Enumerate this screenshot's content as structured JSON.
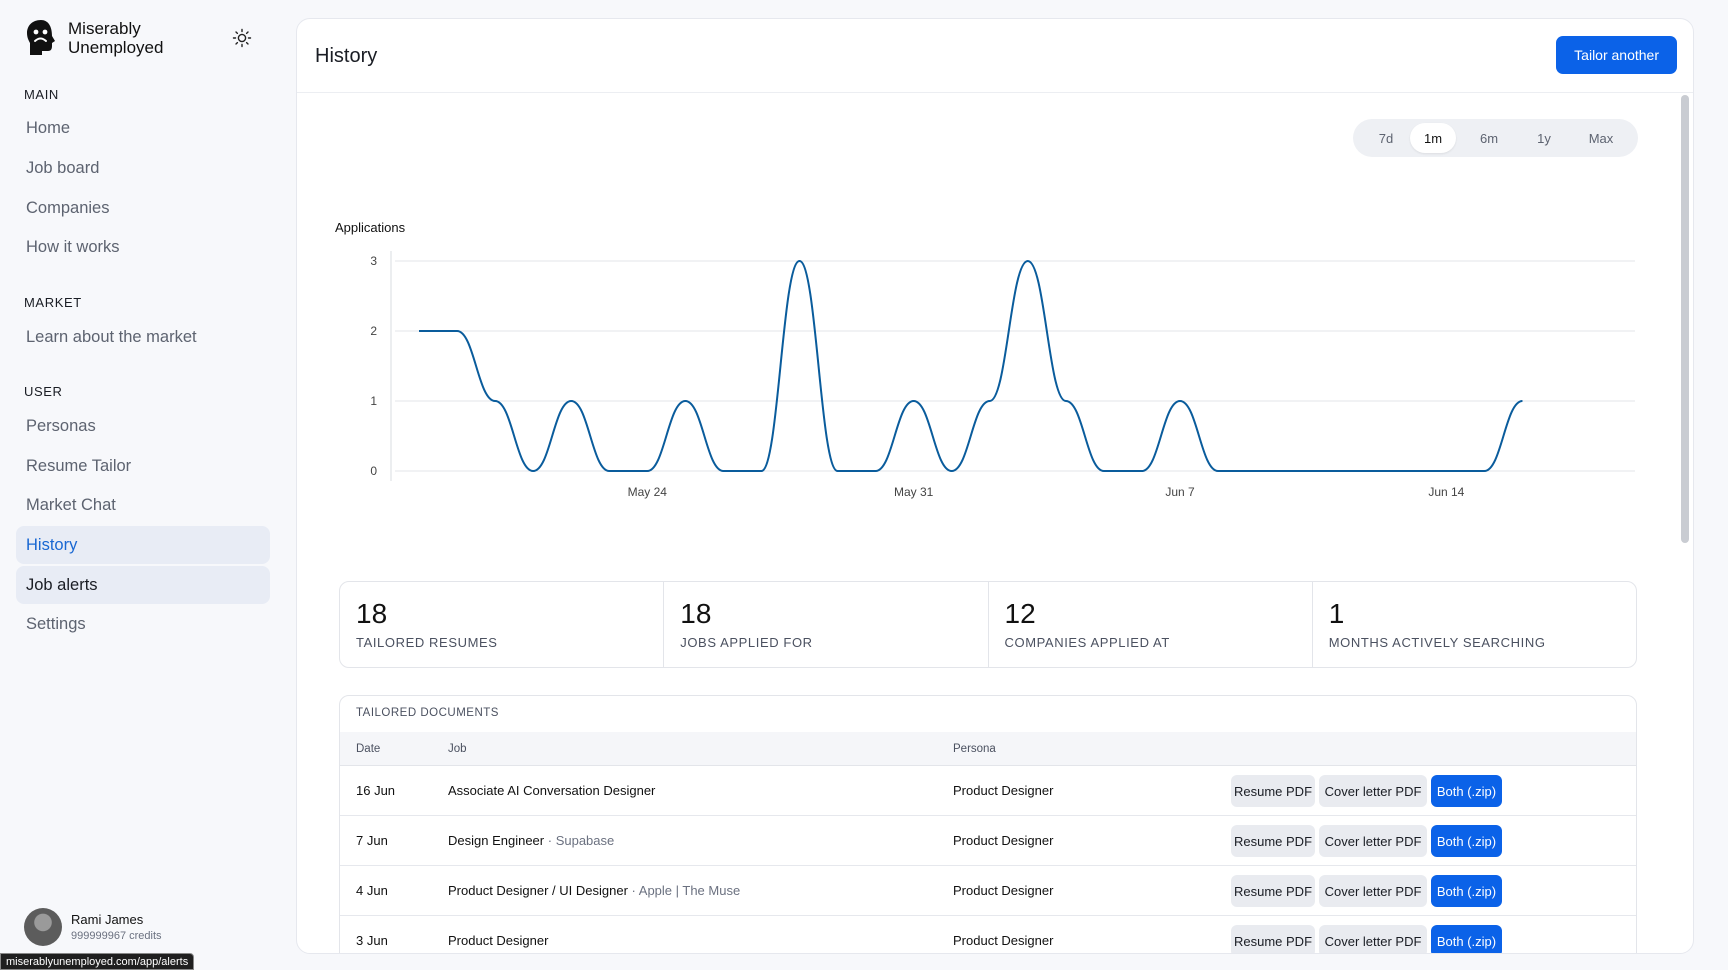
{
  "brand": {
    "name": "Miserably Unemployed"
  },
  "sidebar": {
    "sections": [
      {
        "label": "MAIN",
        "items": [
          "Home",
          "Job board",
          "Companies",
          "How it works"
        ]
      },
      {
        "label": "MARKET",
        "items": [
          "Learn about the market"
        ]
      },
      {
        "label": "USER",
        "items": [
          "Personas",
          "Resume Tailor",
          "Market Chat",
          "History",
          "Job alerts",
          "Settings"
        ]
      }
    ],
    "active_item": "History",
    "hovered_item": "Job alerts"
  },
  "user": {
    "name": "Rami James",
    "credits": "999999967 credits"
  },
  "status_url": "miserablyunemployed.com/app/alerts",
  "header": {
    "title": "History",
    "tailor_button": "Tailor another"
  },
  "ranges": {
    "options": [
      "7d",
      "1m",
      "6m",
      "1y",
      "Max"
    ],
    "selected": "1m"
  },
  "chart_data": {
    "type": "line",
    "ylabel": "Applications",
    "y_ticks": [
      "0",
      "1",
      "2",
      "3"
    ],
    "ylim": [
      0,
      3
    ],
    "x_ticks": [
      "May 24",
      "May 31",
      "Jun 7",
      "Jun 14"
    ],
    "x": [
      "May 18",
      "May 19",
      "May 20",
      "May 21",
      "May 22",
      "May 23",
      "May 24",
      "May 25",
      "May 26",
      "May 27",
      "May 28",
      "May 29",
      "May 30",
      "May 31",
      "Jun 1",
      "Jun 2",
      "Jun 3",
      "Jun 4",
      "Jun 5",
      "Jun 6",
      "Jun 7",
      "Jun 8",
      "Jun 9",
      "Jun 10",
      "Jun 11",
      "Jun 12",
      "Jun 13",
      "Jun 14",
      "Jun 15",
      "Jun 16"
    ],
    "series": [
      {
        "values": [
          2,
          2,
          1,
          0,
          1,
          0,
          0,
          1,
          0,
          0,
          3,
          0,
          0,
          1,
          0,
          1,
          3,
          1,
          0,
          0,
          1,
          0,
          0,
          0,
          0,
          0,
          0,
          0,
          0,
          1
        ],
        "color": "#0a5c9c"
      }
    ],
    "grid": true
  },
  "stats": [
    {
      "value": "18",
      "label": "TAILORED RESUMES"
    },
    {
      "value": "18",
      "label": "JOBS APPLIED FOR"
    },
    {
      "value": "12",
      "label": "COMPANIES APPLIED AT"
    },
    {
      "value": "1",
      "label": "MONTHS ACTIVELY SEARCHING"
    }
  ],
  "documents": {
    "title": "TAILORED DOCUMENTS",
    "columns": [
      "Date",
      "Job",
      "Persona"
    ],
    "actions": [
      "Resume PDF",
      "Cover letter PDF",
      "Both (.zip)"
    ],
    "rows": [
      {
        "date": "16 Jun",
        "job": "Associate AI Conversation Designer",
        "company": "",
        "persona": "Product Designer"
      },
      {
        "date": "7 Jun",
        "job": "Design Engineer",
        "company": "· Supabase",
        "persona": "Product Designer"
      },
      {
        "date": "4 Jun",
        "job": "Product Designer / UI Designer",
        "company": "· Apple | The Muse",
        "persona": "Product Designer"
      },
      {
        "date": "3 Jun",
        "job": "Product Designer",
        "company": "",
        "persona": "Product Designer"
      }
    ]
  }
}
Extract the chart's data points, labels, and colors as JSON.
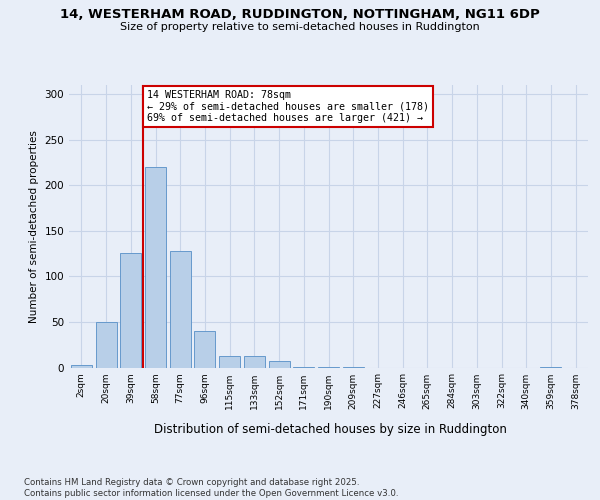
{
  "title": "14, WESTERHAM ROAD, RUDDINGTON, NOTTINGHAM, NG11 6DP",
  "subtitle": "Size of property relative to semi-detached houses in Ruddington",
  "xlabel": "Distribution of semi-detached houses by size in Ruddington",
  "ylabel": "Number of semi-detached properties",
  "bin_labels": [
    "2sqm",
    "20sqm",
    "39sqm",
    "58sqm",
    "77sqm",
    "96sqm",
    "115sqm",
    "133sqm",
    "152sqm",
    "171sqm",
    "190sqm",
    "209sqm",
    "227sqm",
    "246sqm",
    "265sqm",
    "284sqm",
    "303sqm",
    "322sqm",
    "340sqm",
    "359sqm",
    "378sqm"
  ],
  "bin_values": [
    3,
    50,
    126,
    220,
    128,
    40,
    13,
    13,
    7,
    1,
    1,
    1,
    0,
    0,
    0,
    0,
    0,
    0,
    0,
    1,
    0
  ],
  "bar_color": "#b8cfe8",
  "bar_edge_color": "#6699cc",
  "property_label": "14 WESTERHAM ROAD: 78sqm",
  "pct_smaller": 29,
  "pct_larger": 69,
  "n_smaller": 178,
  "n_larger": 421,
  "vline_bin_index": 3,
  "annotation_box_color": "#ffffff",
  "annotation_box_edge": "#cc0000",
  "vline_color": "#cc0000",
  "grid_color": "#c8d4e8",
  "background_color": "#e8eef8",
  "footer": "Contains HM Land Registry data © Crown copyright and database right 2025.\nContains public sector information licensed under the Open Government Licence v3.0.",
  "ylim": [
    0,
    310
  ],
  "yticks": [
    0,
    50,
    100,
    150,
    200,
    250,
    300
  ]
}
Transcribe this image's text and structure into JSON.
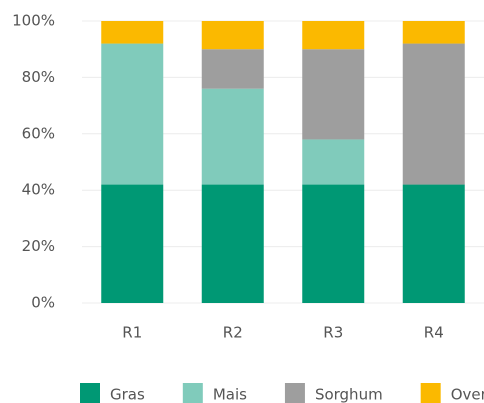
{
  "chart_data": {
    "type": "stacked_bar",
    "categories": [
      "R1",
      "R2",
      "R3",
      "R4"
    ],
    "series": [
      {
        "name": "Gras",
        "color": "#009874",
        "values": [
          42,
          42,
          42,
          42
        ]
      },
      {
        "name": "Mais",
        "color": "#80cbbb",
        "values": [
          50,
          34,
          16,
          0
        ]
      },
      {
        "name": "Sorghum",
        "color": "#9e9e9e",
        "values": [
          0,
          14,
          32,
          50
        ]
      },
      {
        "name": "Overige",
        "color": "#fbb900",
        "values": [
          8,
          10,
          10,
          8
        ]
      }
    ],
    "ylim": [
      0,
      100
    ],
    "yticks": [
      {
        "value": 0,
        "label": "0%"
      },
      {
        "value": 20,
        "label": "20%"
      },
      {
        "value": 40,
        "label": "40%"
      },
      {
        "value": 60,
        "label": "60%"
      },
      {
        "value": 80,
        "label": "80%"
      },
      {
        "value": 100,
        "label": "100%"
      }
    ],
    "grid": true,
    "legend": "bottom"
  }
}
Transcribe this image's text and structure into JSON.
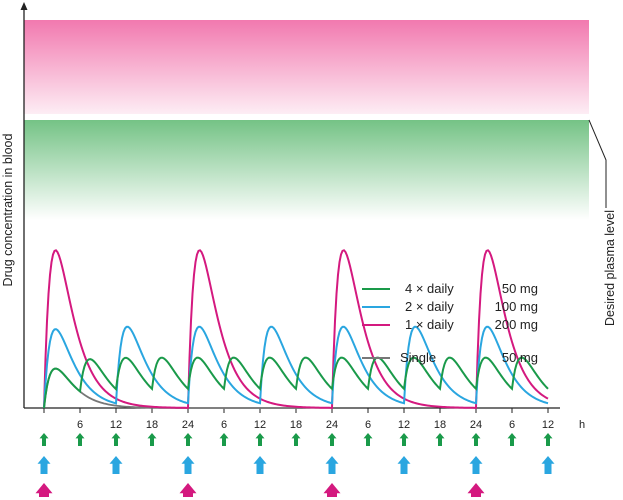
{
  "chart_data": {
    "type": "line",
    "ylabel": "Drug concentration in blood",
    "band_label": "Desired plasma level",
    "x_ticks": [
      "6",
      "12",
      "18",
      "24",
      "6",
      "12",
      "18",
      "24",
      "6",
      "12",
      "18",
      "24",
      "6",
      "12"
    ],
    "x_unit": "h",
    "series": [
      {
        "name": "4 × daily",
        "dose": "50 mg",
        "color": "#1a9a4a",
        "interval_h": 6,
        "gain": 0.38,
        "elim": 0.34,
        "ka": 0.75
      },
      {
        "name": "2 × daily",
        "dose": "100 mg",
        "color": "#2aa6e0",
        "interval_h": 12,
        "gain": 0.76,
        "elim": 0.34,
        "ka": 0.75
      },
      {
        "name": "1 × daily",
        "dose": "200 mg",
        "color": "#d4197f",
        "interval_h": 24,
        "gain": 1.52,
        "elim": 0.34,
        "ka": 0.75
      },
      {
        "name": "Single",
        "dose": "50 mg",
        "color": "#777777",
        "interval_h": 0,
        "gain": 0.38,
        "elim": 0.34,
        "ka": 0.75,
        "end_h": 43
      }
    ],
    "toxic_band_color": "#f06aa6",
    "therapeutic_band_color": "#5cb870",
    "dose_arrows": [
      {
        "series": "4 × daily",
        "color": "#1a9a4a",
        "interval_h": 6
      },
      {
        "series": "2 × daily",
        "color": "#2aa6e0",
        "interval_h": 12
      },
      {
        "series": "1 × daily",
        "color": "#d4197f",
        "interval_h": 24
      }
    ]
  }
}
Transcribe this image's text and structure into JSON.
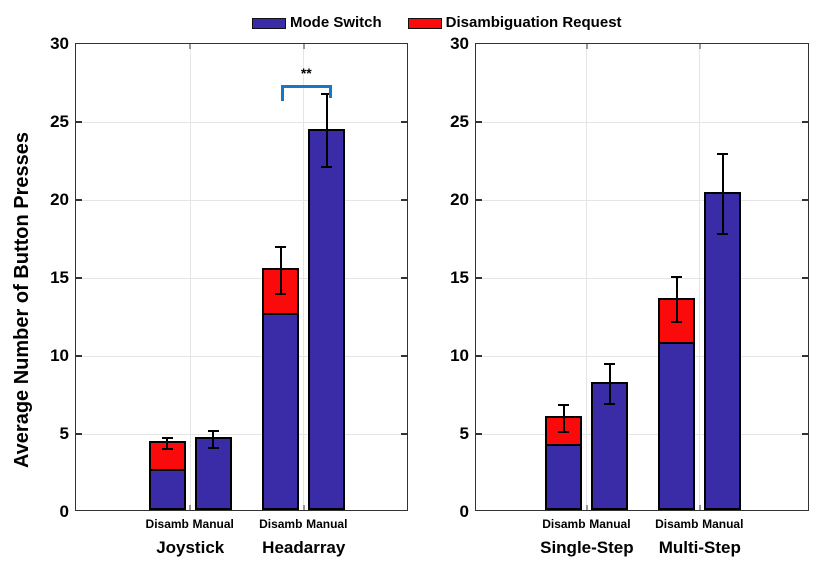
{
  "figure": {
    "background": "#FFFFFF"
  },
  "legend": {
    "items": [
      {
        "label": "Mode Switch",
        "color": "#3A2BA6"
      },
      {
        "label": "Disambiguation Request",
        "color": "#FA0A0A"
      }
    ]
  },
  "colors": {
    "mode_switch": "#3A2BA6",
    "disambiguation_request": "#FA0A0A",
    "bar_edge": "#000000",
    "axis": "#333333",
    "grid": "#E5E5E5",
    "error": "#000000",
    "significance": "#1777C5"
  },
  "chart_data": [
    {
      "type": "bar",
      "stacked": true,
      "title": "",
      "xlabel": "",
      "ylabel": "Average Number of Button Presses",
      "ylim": [
        0,
        30
      ],
      "yticks": [
        0,
        5,
        10,
        15,
        20,
        25,
        30
      ],
      "grid": true,
      "legend_position": "top-center",
      "series_names": [
        "Mode Switch",
        "Disambiguation Request"
      ],
      "groups": [
        {
          "label": "Joystick",
          "bars": [
            {
              "label": "Disamb",
              "mode_switch": 2.65,
              "disambiguation_request": 1.75,
              "total": 4.4,
              "error_low": 4.05,
              "error_high": 4.75
            },
            {
              "label": "Manual",
              "mode_switch": 4.65,
              "disambiguation_request": 0,
              "total": 4.65,
              "error_low": 4.1,
              "error_high": 5.2
            }
          ]
        },
        {
          "label": "Headarray",
          "bars": [
            {
              "label": "Disamb",
              "mode_switch": 12.6,
              "disambiguation_request": 2.9,
              "total": 15.5,
              "error_low": 14.0,
              "error_high": 17.0
            },
            {
              "label": "Manual",
              "mode_switch": 24.4,
              "disambiguation_request": 0,
              "total": 24.4,
              "error_low": 22.1,
              "error_high": 26.8
            }
          ]
        }
      ],
      "significance": {
        "label": "**",
        "group": "Headarray",
        "from_bar": "Disamb",
        "to_bar": "Manual",
        "bracket_y": 27.4,
        "color": "#1777C5"
      }
    },
    {
      "type": "bar",
      "stacked": true,
      "title": "",
      "xlabel": "",
      "ylabel": "",
      "ylim": [
        0,
        30
      ],
      "yticks": [
        0,
        5,
        10,
        15,
        20,
        25,
        30
      ],
      "grid": true,
      "series_names": [
        "Mode Switch",
        "Disambiguation Request"
      ],
      "groups": [
        {
          "label": "Single-Step",
          "bars": [
            {
              "label": "Disamb",
              "mode_switch": 4.25,
              "disambiguation_request": 1.75,
              "total": 6.0,
              "error_low": 5.15,
              "error_high": 6.85
            },
            {
              "label": "Manual",
              "mode_switch": 8.2,
              "disambiguation_request": 0,
              "total": 8.2,
              "error_low": 6.9,
              "error_high": 9.5
            }
          ]
        },
        {
          "label": "Multi-Step",
          "bars": [
            {
              "label": "Disamb",
              "mode_switch": 10.8,
              "disambiguation_request": 2.8,
              "total": 13.6,
              "error_low": 12.15,
              "error_high": 15.05
            },
            {
              "label": "Manual",
              "mode_switch": 20.4,
              "disambiguation_request": 0,
              "total": 20.4,
              "error_low": 17.85,
              "error_high": 22.95
            }
          ]
        }
      ],
      "significance": null
    }
  ]
}
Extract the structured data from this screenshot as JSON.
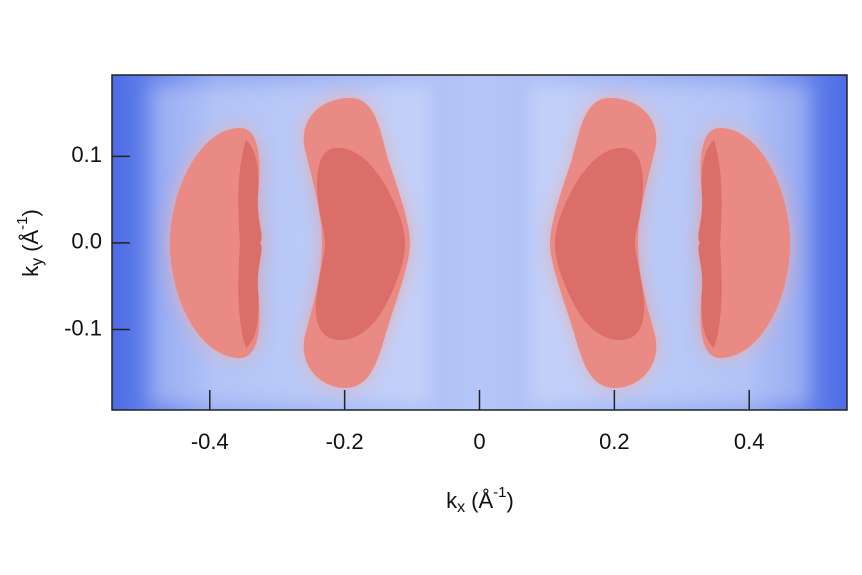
{
  "chart_data": {
    "type": "contour",
    "xlabel": {
      "base": "k",
      "sub": "x",
      "unit": "(Å",
      "sup": "-1",
      "close": ")"
    },
    "ylabel": {
      "base": "k",
      "sub": "y",
      "unit": "(Å",
      "sup": "-1",
      "close": ")"
    },
    "xlim": [
      -0.545,
      0.545
    ],
    "ylim": [
      -0.193,
      0.194
    ],
    "xticks": [
      -0.4,
      -0.2,
      0,
      0.2,
      0.4
    ],
    "yticks": [
      -0.1,
      {
        "value": 0,
        "label": "0.0"
      },
      0.1
    ]
  }
}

DIRECTION: Print exactly the span of lines that begins with the line containing "Extract the structured" and ends with the last line of the listing, with no pictures.

EXERCISE RESPONSE:
Extract the structured data from this screenshot as JSON.
{
  "chart_data": {
    "type": "contour",
    "xlabel": {
      "base": "k",
      "sub": "x",
      "unit": "(Å",
      "sup": "-1",
      "close": ")"
    },
    "ylabel": {
      "base": "k",
      "sub": "y",
      "unit": "(Å",
      "sup": "-1",
      "close": ")"
    },
    "xlim": [
      -0.545,
      0.545
    ],
    "ylim": [
      -0.193,
      0.194
    ],
    "xticks": [
      -0.4,
      -0.2,
      0,
      0.2,
      0.4
    ],
    "yticks": [
      -0.1,
      {
        "value": 0,
        "label": "0.0"
      },
      0.1
    ]
  }
}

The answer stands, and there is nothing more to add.